● **What to do**
Of all the lines in the material, how many contain the word "right"? State the number alone.

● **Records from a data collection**
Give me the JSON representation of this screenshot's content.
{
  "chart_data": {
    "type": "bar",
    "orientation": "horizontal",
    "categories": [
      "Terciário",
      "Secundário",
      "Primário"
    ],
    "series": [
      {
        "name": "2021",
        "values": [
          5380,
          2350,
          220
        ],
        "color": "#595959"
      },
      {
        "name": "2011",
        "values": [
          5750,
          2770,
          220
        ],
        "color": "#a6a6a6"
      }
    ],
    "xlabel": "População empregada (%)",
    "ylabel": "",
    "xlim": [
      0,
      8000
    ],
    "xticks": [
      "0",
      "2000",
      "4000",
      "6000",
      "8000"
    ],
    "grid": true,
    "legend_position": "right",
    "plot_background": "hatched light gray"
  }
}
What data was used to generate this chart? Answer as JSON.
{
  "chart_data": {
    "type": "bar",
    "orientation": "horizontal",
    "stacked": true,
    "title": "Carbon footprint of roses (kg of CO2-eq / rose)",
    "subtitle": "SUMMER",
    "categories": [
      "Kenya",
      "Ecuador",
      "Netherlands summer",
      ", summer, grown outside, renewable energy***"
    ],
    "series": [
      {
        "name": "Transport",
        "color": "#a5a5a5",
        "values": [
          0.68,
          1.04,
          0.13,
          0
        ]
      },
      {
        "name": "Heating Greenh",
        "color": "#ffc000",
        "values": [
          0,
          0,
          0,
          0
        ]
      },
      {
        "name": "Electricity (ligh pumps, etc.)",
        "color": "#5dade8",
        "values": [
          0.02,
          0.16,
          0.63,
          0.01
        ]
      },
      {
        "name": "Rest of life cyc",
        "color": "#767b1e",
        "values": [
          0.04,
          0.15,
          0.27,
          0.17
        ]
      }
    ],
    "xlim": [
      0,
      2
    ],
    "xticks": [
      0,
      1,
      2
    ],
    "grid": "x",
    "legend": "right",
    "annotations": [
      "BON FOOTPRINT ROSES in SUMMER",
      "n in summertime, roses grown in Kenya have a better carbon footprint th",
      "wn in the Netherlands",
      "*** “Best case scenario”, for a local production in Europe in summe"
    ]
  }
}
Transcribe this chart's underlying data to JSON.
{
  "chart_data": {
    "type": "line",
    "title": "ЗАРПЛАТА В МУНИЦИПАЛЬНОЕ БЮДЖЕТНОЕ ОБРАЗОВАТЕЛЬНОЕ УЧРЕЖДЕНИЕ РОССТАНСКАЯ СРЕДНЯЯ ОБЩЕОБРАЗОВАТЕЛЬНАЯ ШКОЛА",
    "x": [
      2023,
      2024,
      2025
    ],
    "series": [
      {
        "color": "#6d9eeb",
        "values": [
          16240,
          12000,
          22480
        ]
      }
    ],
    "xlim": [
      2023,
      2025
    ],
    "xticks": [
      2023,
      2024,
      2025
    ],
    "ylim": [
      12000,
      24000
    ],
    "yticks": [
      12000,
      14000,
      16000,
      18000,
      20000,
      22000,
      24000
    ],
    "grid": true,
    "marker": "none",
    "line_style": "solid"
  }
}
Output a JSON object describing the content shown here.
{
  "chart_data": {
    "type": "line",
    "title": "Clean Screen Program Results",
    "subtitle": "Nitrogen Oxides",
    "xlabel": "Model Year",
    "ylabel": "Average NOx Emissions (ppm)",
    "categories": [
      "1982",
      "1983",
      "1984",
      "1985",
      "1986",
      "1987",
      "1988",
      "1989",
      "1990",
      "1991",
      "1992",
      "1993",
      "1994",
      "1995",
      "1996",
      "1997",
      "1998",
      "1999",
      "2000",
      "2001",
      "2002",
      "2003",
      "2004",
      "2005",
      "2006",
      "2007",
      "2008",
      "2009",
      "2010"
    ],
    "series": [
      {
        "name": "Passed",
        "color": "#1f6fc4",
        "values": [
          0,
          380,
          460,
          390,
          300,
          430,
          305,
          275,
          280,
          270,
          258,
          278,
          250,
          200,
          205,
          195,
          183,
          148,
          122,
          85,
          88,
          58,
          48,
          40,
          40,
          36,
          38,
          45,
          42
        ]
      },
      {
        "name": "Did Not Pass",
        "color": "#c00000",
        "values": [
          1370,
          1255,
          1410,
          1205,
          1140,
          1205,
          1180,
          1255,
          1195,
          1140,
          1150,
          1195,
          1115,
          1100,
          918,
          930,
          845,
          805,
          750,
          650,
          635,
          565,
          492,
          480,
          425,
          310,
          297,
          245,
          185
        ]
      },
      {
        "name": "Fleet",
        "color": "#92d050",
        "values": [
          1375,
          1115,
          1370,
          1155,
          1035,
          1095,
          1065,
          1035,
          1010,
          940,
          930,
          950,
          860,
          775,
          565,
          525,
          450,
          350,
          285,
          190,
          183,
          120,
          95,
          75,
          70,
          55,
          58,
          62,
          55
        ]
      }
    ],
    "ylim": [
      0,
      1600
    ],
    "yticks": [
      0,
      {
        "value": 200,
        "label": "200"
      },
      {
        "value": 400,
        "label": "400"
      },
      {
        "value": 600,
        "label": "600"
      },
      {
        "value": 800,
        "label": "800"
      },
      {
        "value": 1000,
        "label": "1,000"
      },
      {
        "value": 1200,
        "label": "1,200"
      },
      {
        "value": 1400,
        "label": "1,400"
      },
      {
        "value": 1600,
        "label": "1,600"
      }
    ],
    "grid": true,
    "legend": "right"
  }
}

● **Finished task**
3